# What the task requires
Count how many lines include "NOTE" and answer with that number only.

# Supplied material

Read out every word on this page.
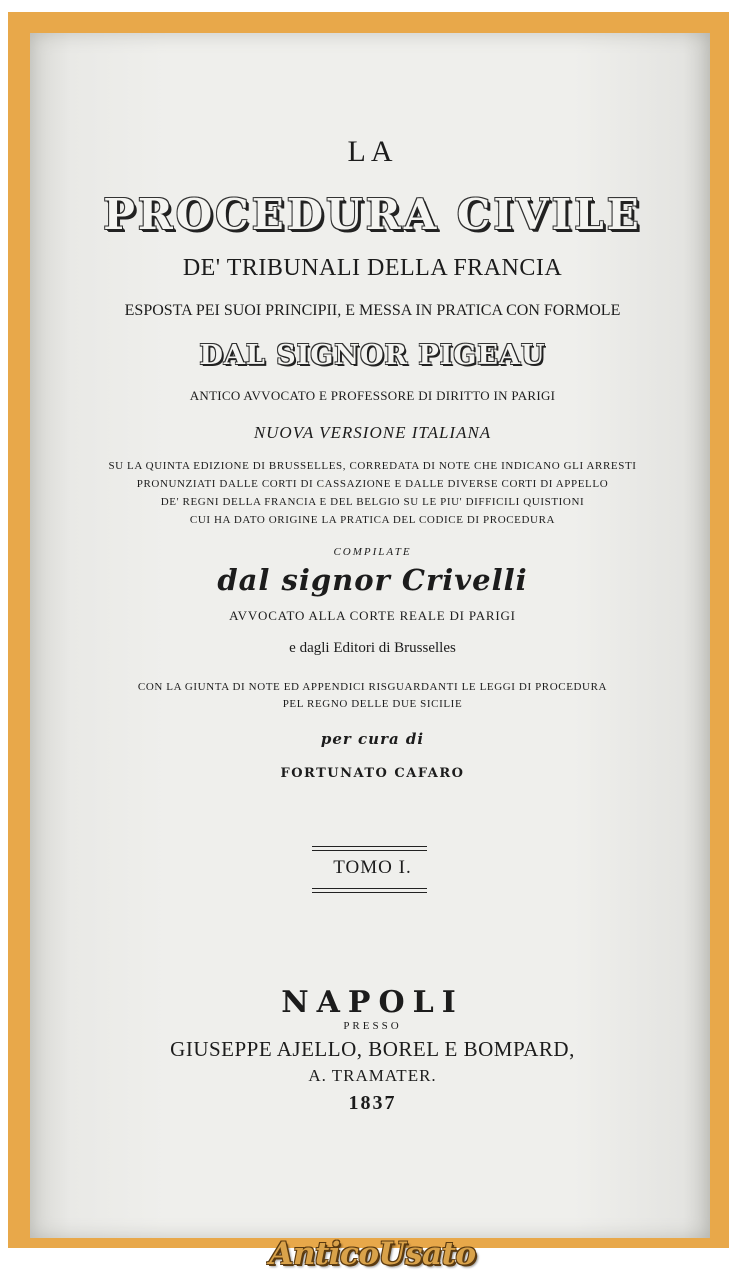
LA
PROCEDURA CIVILE
DE' TRIBUNALI DELLA FRANCIA
ESPOSTA PEI SUOI PRINCIPII, E MESSA IN PRATICA CON FORMOLE
DAL SIGNOR PIGEAU
ANTICO AVVOCATO E PROFESSORE DI DIRITTO IN PARIGI
NUOVA VERSIONE ITALIANA
SU LA QUINTA EDIZIONE DI BRUSSELLES, CORREDATA DI NOTE CHE INDICANO GLI ARRESTI
PRONUNZIATI DALLE CORTI DI CASSAZIONE E DALLE DIVERSE CORTI DI APPELLO
DE' REGNI DELLA FRANCIA E DEL BELGIO SU LE PIU' DIFFICILI QUISTIONI
CUI HA DATO ORIGINE LA PRATICA DEL CODICE DI PROCEDURA
COMPILATE
dal signor Crivelli
AVVOCATO ALLA CORTE REALE DI PARIGI
e dagli Editori di Brusselles
CON LA GIUNTA DI NOTE ED APPENDICI RISGUARDANTI LE LEGGI DI PROCEDURA
PEL REGNO DELLE DUE SICILIE
per cura di
FORTUNATO CAFARO
TOMO I.
NAPOLI
PRESSO
GIUSEPPE AJELLO, BOREL E BOMPARD,
A. TRAMATER.
1837
AnticoUsato
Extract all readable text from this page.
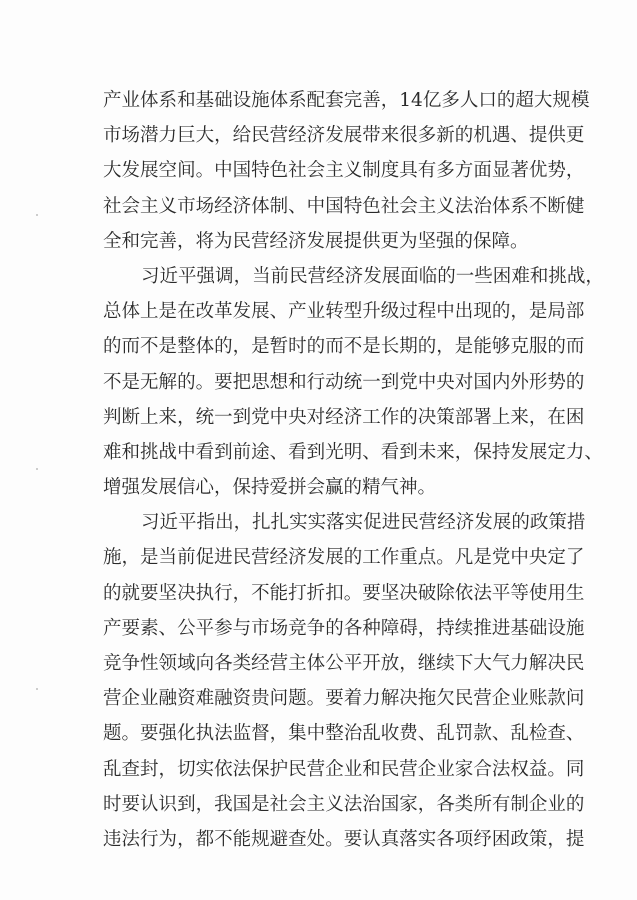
产 业 体 系 和 基 础 设 施 体 系 配 套 完 善 ， 1 4 亿 多 人 口 的 超 大 规 模
市 场 潜 力 巨 大 ， 给 民 营 经 济 发 展 带 来 很 多 新 的 机 遇 、 提 供 更
大 发 展 空 间 。 中 国 特 色 社 会 主 义 制 度 具 有 多 方 面 显 著 优 势 ，
社 会 主 义 市 场 经 济 体 制 、 中 国 特 色 社 会 主 义 法 治 体 系 不 断 健
全和完善，将为民营经济发展提供更为坚强的保障。
习 近 平 强 调 ， 当 前 民 营 经 济 发 展 面 临 的 一 些 困 难 和 挑 战 ，
总 体 上 是 在 改 革 发 展 、 产 业 转 型 升 级 过 程 中 出 现 的 ， 是 局 部
的 而 不 是 整 体 的 ， 是 暂 时 的 而 不 是 长 期 的 ， 是 能 够 克 服 的 而
不 是 无 解 的 。 要 把 思 想 和 行 动 统 一 到 党 中 央 对 国 内 外 形 势 的
判 断 上 来 ， 统 一 到 党 中 央 对 经 济 工 作 的 决 策 部 署 上 来 ， 在 困
难 和 挑 战 中 看 到 前 途 、 看 到 光 明 、 看 到 未 来 ， 保 持 发 展 定 力 、
增强发展信心，保持爱拼会赢的精气神。
习 近 平 指 出 ， 扎 扎 实 实 落 实 促 进 民 营 经 济 发 展 的 政 策 措
施 ， 是 当 前 促 进 民 营 经 济 发 展 的 工 作 重 点 。 凡 是 党 中 央 定 了
的 就 要 坚 决 执 行 ， 不 能 打 折 扣 。 要 坚 决 破 除 依 法 平 等 使 用 生
产 要 素 、 公 平 参 与 市 场 竞 争 的 各 种 障 碍 ， 持 续 推 进 基 础 设 施
竞 争 性 领 域 向 各 类 经 营 主 体 公 平 开 放 ， 继 续 下 大 气 力 解 决 民
营 企 业 融 资 难 融 资 贵 问 题 。 要 着 力 解 决 拖 欠 民 营 企 业 账 款 问
题 。 要 强 化 执 法 监 督 ， 集 中 整 治 乱 收 费 、 乱 罚 款 、 乱 检 查 、
乱 查 封 ， 切 实 依 法 保 护 民 营 企 业 和 民 营 企 业 家 合 法 权 益 。 同
时 要 认 识 到 ， 我 国 是 社 会 主 义 法 治 国 家 ， 各 类 所 有 制 企 业 的
违 法 行 为 ， 都 不 能 规 避 查 处 。 要 认 真 落 实 各 项 纾 困 政 策 ， 提
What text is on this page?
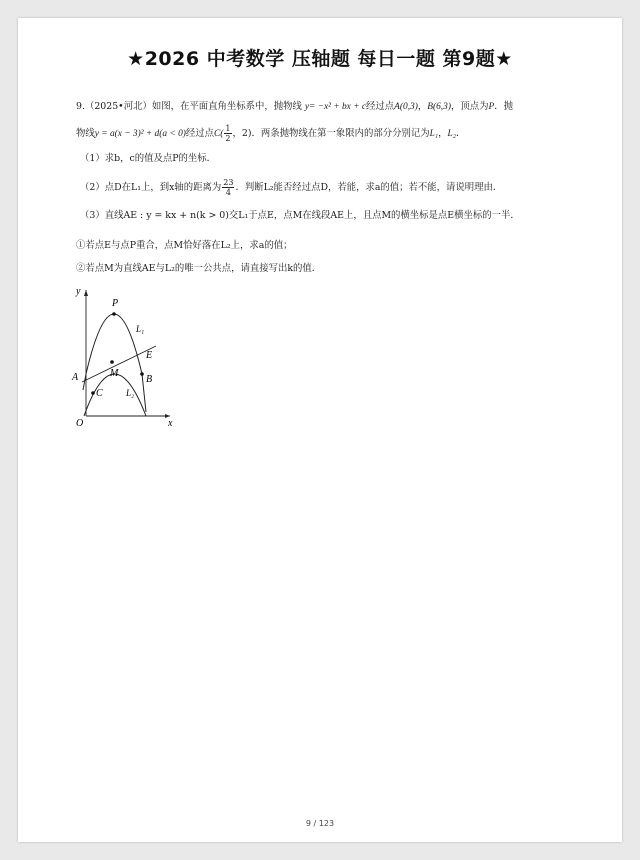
★2026 中考数学 压轴题 每日一题 第9题★
9.（2025•河北）如图，在平面直角坐标系中，抛物线 y= −x² + bx + c经过点A(0,3)，B(6,3)，顶点为P．抛
物线y = a(x − 3)² + d(a < 0)经过点$C( \frac{1}{2}$ ，2)．两条抛物线在第一象限内的部分分别记为L₁，L₂．
（1）求b，c的值及点P的坐标．
（2）点D在L₁上，到x轴的距离为 $\frac{23}{4}$ ．判断L₂能否经过点D，若能，求a的值；若不能，请说明理由．
（3）直线AE : y = kx + n(k > 0)交L₁于点E，点M在线段AE上，且点M的横坐标是点E横坐标的一半．
①若点E与点P重合，点M恰好落在L₂上，求a的值；
②若点M为直线AE与L₂的唯一公共点，请直接写出k的值．
y
x
O
P
L₁
E
A	M
B
C	L₂
9 / 123
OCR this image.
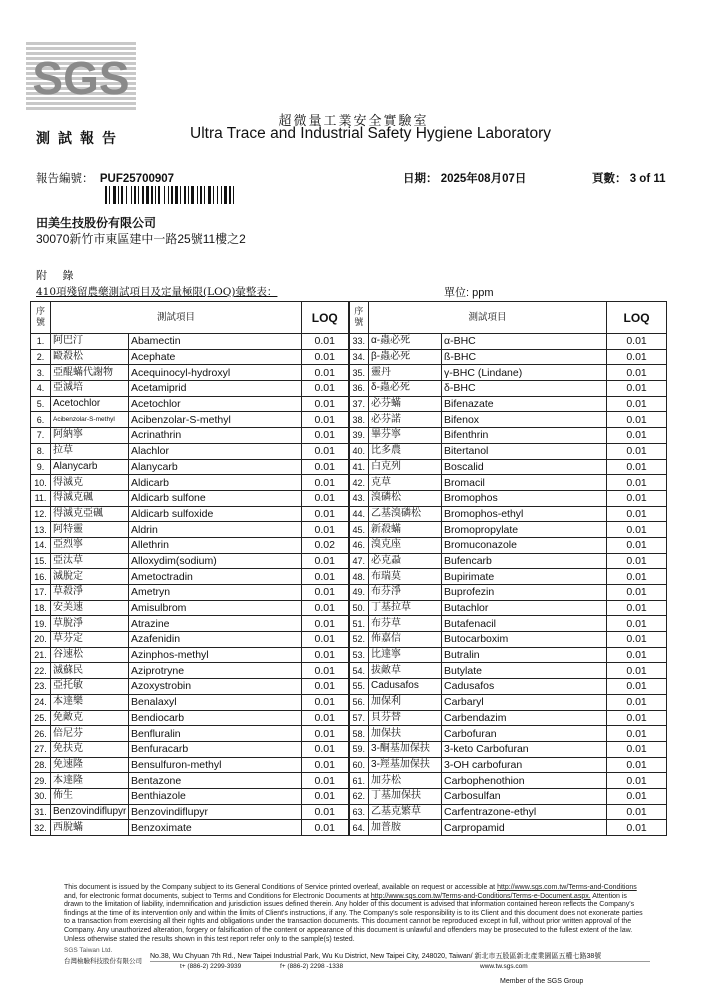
SGS
超微量工業安全實驗室
測試報告	Ultra Trace and Industrial Safety Hygiene Laboratory
報告編號： PUF25700907	日期： 2025年08月07日	頁數： 3 of 11
田美生技股份有限公司
30070新竹市東區建中一路25號11樓之2
附 錄
410項殘留農藥測試項目及定量極限(LOQ)彙整表：	單位: ppm
序號	測試項目		LOQ	序號	測試項目		LOQ
1.	阿巴汀	Abamectin	0.01	33.	α-蟲必死	α-BHC	0.01
2.	毆殺松	Acephate	0.01	34.	β-蟲必死	ß-BHC	0.01
3.	亞醌蟎代謝物	Acequinocyl-hydroxyl	0.01	35.	靈丹	γ-BHC (Lindane)	0.01
4.	亞滅培	Acetamiprid	0.01	36.	δ-蟲必死	δ-BHC	0.01
5.	Acetochlor	Acetochlor	0.01	37.	必芬蟎	Bifenazate	0.01
6.	Acibenzolar-S-methyl	Acibenzolar-S-methyl	0.01	38.	必芬諾	Bifenox	0.01
7.	阿納寧	Acrinathrin	0.01	39.	畢芬寧	Bifenthrin	0.01
8.	拉草	Alachlor	0.01	40.	比多農	Bitertanol	0.01
9.	Alanycarb	Alanycarb	0.01	41.	白克列	Boscalid	0.01
10.	得滅克	Aldicarb	0.01	42.	克草	Bromacil	0.01
11.	得滅克碸	Aldicarb sulfone	0.01	43.	溴磷松	Bromophos	0.01
12.	得滅克亞碸	Aldicarb sulfoxide	0.01	44.	乙基溴磷松	Bromophos-ethyl	0.01
13.	阿特靈	Aldrin	0.01	45.	新殺蟎	Bromopropylate	0.01
14.	亞烈寧	Allethrin	0.02	46.	溴克座	Bromuconazole	0.01
15.	亞汰草	Alloxydim(sodium)	0.01	47.	必克蝨	Bufencarb	0.01
16.	滅脫定	Ametoctradin	0.01	48.	布瑞莫	Bupirimate	0.01
17.	草殺淨	Ametryn	0.01	49.	布芬淨	Buprofezin	0.01
18.	安美速	Amisulbrom	0.01	50.	丁基拉草	Butachlor	0.01
19.	草脫淨	Atrazine	0.01	51.	布芬草	Butafenacil	0.01
20.	草芬定	Azafenidin	0.01	52.	佈嘉信	Butocarboxim	0.01
21.	谷速松	Azinphos-methyl	0.01	53.	比達寧	Butralin	0.01
22.	滅蘇民	Aziprotryne	0.01	54.	拔敵草	Butylate	0.01
23.	亞托敏	Azoxystrobin	0.01	55.	Cadusafos	Cadusafos	0.01
24.	本達樂	Benalaxyl	0.01	56.	加保利	Carbaryl	0.01
25.	免敵克	Bendiocarb	0.01	57.	貝芬替	Carbendazim	0.01
26.	倍尼芬	Benfluralin	0.01	58.	加保扶	Carbofuran	0.01
27.	免扶克	Benfuracarb	0.01	59.	3-酮基加保扶	3-keto Carbofuran	0.01
28.	免速隆	Bensulfuron-methyl	0.01	60.	3-羥基加保扶	3-OH carbofuran	0.01
29.	本達隆	Bentazone	0.01	61.	加芬松	Carbophenothion	0.01
30.	佈生	Benthiazole	0.01	62.	丁基加保扶	Carbosulfan	0.01
31.	Benzovindiflupyr	Benzovindiflupyr	0.01	63.	乙基克繁草	Carfentrazone-ethyl	0.01
32.	西脫蟎	Benzoximate	0.01	64.	加普胺	Carpropamid	0.01
This document is issued by the Company subject to its General Conditions of Service printed overleaf, available on request or accessible at http://www.sgs.com.tw/Terms-and-Conditions and, for electronic format documents, subject to Terms and Conditions for Electronic Documents at http://www.sgs.com.tw/Terms-and-Conditions/Terms-e-Document.aspx. Attention is drawn to the limitation of liability, indemnification and jurisdiction issues defined therein. Any holder of this document is advised that information contained hereon reflects the Company's findings at the time of its intervention only and within the limits of Client's instructions, if any. The Company's sole responsibility is to its Client and this document does not exonerate parties to a transaction from exercising all their rights and obligations under the transaction documents. This document cannot be reproduced except in full, without prior written approval of the Company. Any unauthorized alteration, forgery or falsification of the content or appearance of this document is unlawful and offenders may be prosecuted to the fullest extent of the law. Unless otherwise stated the results shown in this test report refer only to the sample(s) tested.
SGS Taiwan Ltd.
台灣檢驗科技股份有限公司
No.38, Wu Chyuan 7th Rd., New Taipei Industrial Park, Wu Ku District, New Taipei City, 248020, Taiwan/ 新北市五股區新北產業園區五權七路38號
t+ (886-2) 2299-3939	f+ (886-2) 2298 -1338	www.tw.sgs.com
Member of the SGS Group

# Complete response
2